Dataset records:

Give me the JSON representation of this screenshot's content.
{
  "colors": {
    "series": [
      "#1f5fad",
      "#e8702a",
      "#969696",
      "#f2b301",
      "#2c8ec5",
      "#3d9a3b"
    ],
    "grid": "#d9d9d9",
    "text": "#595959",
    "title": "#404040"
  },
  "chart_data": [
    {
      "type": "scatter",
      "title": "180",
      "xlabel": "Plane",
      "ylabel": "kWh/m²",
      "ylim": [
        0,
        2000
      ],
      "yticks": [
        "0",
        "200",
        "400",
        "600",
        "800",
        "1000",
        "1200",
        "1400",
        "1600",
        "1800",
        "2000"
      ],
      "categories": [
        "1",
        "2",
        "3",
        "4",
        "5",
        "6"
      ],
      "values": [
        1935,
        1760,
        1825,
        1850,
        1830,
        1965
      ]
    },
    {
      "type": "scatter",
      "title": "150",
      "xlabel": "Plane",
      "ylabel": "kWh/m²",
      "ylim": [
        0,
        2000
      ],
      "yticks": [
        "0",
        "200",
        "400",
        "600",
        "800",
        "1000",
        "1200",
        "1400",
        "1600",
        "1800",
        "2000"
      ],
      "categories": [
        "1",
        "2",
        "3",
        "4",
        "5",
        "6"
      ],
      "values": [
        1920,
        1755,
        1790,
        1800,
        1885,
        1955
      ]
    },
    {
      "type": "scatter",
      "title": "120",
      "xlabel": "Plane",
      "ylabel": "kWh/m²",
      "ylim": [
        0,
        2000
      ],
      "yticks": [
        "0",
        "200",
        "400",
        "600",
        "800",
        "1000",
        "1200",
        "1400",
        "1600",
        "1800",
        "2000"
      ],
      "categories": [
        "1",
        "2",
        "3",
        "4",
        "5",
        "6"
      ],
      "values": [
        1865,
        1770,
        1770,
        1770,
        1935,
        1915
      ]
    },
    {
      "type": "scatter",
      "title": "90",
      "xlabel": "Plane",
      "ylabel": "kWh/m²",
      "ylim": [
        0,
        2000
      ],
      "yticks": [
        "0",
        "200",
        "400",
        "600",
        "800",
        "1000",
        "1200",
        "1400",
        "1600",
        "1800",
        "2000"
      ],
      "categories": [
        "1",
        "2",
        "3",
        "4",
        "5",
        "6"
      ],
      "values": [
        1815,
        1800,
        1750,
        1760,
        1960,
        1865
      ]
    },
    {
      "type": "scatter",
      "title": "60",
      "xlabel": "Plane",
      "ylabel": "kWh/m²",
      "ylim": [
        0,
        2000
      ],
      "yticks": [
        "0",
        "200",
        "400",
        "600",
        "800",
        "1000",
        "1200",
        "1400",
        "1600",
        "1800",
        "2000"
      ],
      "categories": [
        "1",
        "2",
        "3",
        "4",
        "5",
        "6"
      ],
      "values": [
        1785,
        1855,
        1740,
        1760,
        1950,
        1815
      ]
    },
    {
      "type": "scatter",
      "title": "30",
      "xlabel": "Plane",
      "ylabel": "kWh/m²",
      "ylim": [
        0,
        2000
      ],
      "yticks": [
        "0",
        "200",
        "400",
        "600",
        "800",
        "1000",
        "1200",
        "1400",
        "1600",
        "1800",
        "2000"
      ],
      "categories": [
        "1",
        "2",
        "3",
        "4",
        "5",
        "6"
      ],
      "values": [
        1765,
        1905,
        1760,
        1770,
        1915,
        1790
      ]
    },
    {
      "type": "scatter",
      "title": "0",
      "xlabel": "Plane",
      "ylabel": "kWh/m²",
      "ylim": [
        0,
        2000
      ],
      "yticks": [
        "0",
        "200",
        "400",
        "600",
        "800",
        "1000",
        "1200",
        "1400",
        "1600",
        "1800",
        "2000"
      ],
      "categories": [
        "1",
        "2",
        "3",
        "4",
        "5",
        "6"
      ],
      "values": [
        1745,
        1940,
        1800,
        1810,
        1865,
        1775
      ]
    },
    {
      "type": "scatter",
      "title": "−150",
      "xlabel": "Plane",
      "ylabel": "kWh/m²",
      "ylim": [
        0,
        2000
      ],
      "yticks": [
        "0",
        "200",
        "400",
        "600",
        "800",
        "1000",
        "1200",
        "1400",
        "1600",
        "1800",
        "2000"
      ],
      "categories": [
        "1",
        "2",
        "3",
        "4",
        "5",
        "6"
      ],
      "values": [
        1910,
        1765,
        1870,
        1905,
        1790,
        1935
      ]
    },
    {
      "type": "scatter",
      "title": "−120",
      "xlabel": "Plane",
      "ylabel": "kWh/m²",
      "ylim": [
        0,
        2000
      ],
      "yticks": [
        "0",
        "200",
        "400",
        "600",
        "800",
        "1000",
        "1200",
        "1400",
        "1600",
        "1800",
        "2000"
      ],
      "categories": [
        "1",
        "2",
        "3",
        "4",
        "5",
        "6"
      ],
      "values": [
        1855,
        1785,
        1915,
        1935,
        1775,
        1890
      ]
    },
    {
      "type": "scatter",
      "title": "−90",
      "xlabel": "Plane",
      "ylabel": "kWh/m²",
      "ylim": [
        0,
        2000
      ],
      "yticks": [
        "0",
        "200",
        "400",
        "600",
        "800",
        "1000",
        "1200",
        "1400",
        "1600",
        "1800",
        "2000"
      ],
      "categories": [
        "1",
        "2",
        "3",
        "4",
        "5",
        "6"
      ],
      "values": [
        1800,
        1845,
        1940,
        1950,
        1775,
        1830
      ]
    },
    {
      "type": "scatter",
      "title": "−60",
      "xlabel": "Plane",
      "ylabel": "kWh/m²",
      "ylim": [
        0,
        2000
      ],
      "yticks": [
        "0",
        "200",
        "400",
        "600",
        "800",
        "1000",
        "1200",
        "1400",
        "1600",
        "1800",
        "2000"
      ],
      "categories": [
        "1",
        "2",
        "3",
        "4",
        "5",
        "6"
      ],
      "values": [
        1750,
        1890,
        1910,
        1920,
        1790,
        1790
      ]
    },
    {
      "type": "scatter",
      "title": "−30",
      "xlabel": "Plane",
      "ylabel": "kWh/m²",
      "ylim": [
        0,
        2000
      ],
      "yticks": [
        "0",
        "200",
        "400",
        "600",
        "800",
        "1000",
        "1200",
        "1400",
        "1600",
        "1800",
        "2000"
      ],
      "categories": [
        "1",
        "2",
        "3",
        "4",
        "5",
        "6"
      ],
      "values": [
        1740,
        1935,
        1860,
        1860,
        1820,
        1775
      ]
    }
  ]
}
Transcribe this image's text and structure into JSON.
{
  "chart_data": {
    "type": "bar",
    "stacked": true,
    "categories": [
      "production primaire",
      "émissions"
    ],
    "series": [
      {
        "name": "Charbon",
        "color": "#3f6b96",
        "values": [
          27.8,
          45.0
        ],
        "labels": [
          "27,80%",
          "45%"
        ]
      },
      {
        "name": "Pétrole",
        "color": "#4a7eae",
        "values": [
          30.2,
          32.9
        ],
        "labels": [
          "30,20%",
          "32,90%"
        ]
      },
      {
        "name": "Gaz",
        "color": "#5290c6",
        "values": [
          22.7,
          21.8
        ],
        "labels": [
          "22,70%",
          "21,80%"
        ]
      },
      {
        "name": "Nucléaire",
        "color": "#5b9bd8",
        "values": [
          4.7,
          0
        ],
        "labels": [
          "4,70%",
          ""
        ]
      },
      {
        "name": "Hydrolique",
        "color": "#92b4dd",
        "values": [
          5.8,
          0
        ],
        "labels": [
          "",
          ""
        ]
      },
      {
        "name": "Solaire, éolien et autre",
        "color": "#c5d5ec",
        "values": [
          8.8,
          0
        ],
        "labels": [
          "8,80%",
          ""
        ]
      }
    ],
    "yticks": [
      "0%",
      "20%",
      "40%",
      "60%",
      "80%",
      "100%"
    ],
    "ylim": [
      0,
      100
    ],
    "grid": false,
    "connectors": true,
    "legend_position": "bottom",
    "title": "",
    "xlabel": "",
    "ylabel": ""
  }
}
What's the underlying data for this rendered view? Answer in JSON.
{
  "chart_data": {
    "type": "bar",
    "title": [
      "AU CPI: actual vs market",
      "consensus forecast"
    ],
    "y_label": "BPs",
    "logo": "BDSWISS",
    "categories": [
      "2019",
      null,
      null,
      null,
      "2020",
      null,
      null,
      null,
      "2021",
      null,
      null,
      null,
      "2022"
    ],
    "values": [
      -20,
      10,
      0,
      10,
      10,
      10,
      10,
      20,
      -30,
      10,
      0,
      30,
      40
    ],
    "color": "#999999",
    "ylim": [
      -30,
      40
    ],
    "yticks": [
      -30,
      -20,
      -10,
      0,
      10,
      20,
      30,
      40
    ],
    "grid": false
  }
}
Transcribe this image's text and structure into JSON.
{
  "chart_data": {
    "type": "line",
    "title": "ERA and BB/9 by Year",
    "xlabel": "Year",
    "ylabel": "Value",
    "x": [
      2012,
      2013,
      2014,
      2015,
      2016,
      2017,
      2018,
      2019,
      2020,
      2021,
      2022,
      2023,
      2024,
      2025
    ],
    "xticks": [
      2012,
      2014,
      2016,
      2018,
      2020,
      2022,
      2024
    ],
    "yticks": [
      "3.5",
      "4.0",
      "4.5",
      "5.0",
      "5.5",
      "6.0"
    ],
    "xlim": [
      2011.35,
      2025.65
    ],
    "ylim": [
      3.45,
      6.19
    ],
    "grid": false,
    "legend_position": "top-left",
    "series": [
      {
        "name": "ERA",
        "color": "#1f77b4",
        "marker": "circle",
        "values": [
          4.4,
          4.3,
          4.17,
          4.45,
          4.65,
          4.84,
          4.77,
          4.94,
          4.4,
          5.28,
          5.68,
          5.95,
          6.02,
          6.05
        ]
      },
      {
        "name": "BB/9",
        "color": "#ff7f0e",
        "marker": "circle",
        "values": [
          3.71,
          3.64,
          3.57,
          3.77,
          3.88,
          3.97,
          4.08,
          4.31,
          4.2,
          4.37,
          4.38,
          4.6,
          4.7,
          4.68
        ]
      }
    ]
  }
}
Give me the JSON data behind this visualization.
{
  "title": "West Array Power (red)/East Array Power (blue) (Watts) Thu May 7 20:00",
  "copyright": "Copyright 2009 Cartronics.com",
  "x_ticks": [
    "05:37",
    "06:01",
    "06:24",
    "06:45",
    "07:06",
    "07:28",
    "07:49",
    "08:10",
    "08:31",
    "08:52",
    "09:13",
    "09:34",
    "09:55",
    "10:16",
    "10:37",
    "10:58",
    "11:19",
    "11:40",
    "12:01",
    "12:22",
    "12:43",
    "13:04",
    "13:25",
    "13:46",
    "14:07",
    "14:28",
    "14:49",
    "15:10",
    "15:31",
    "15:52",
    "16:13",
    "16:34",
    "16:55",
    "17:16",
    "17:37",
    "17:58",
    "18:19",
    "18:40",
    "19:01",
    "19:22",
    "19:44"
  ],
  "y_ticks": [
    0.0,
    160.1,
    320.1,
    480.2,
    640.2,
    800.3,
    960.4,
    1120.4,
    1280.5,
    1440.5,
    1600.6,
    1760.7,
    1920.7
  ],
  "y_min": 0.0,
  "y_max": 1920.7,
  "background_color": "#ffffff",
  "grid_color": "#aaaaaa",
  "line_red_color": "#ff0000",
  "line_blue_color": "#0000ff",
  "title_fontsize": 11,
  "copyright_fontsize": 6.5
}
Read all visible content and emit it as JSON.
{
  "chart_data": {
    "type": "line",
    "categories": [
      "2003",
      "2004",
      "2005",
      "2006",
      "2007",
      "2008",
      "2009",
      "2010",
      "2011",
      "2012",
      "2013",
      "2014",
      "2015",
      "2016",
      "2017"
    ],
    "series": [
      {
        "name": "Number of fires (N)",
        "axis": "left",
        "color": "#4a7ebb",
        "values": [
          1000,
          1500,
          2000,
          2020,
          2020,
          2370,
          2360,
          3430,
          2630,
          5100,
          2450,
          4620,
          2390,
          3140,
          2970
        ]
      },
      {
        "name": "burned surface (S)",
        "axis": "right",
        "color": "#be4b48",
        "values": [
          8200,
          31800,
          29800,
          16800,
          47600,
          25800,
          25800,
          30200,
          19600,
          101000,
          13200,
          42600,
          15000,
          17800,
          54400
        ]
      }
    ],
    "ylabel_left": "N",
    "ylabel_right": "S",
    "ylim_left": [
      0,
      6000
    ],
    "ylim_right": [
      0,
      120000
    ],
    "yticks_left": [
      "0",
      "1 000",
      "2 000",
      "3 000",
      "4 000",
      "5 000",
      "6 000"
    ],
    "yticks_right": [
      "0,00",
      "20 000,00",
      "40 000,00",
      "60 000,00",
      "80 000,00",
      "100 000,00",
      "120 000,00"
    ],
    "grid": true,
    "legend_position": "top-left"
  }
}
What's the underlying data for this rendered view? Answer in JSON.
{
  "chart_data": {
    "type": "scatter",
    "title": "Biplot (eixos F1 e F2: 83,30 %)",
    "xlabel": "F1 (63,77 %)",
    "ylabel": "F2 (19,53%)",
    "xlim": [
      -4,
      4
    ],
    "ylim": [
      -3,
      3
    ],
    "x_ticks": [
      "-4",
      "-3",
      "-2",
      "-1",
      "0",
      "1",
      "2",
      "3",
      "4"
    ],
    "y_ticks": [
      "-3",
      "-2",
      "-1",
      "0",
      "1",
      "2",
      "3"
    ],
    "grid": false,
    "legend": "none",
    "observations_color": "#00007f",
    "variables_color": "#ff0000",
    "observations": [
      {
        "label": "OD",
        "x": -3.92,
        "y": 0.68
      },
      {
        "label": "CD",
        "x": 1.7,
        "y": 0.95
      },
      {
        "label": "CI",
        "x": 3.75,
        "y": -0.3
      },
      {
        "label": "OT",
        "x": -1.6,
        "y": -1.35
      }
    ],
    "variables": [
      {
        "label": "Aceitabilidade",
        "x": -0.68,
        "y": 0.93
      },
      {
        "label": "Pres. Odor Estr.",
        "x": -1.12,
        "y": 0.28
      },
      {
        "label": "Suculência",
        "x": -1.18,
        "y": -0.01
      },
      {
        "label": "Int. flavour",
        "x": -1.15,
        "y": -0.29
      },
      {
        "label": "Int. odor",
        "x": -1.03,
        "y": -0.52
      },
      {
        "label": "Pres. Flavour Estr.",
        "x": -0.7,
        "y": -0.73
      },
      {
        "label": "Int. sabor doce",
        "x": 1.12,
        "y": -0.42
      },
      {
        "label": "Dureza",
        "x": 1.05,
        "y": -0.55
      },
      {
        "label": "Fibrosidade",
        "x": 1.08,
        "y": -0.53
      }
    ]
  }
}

**Short task**
List every line above containing the word "Year".

**Full response**
    "title": "ERA and BB/9 by Year",
    "xlabel": "Year",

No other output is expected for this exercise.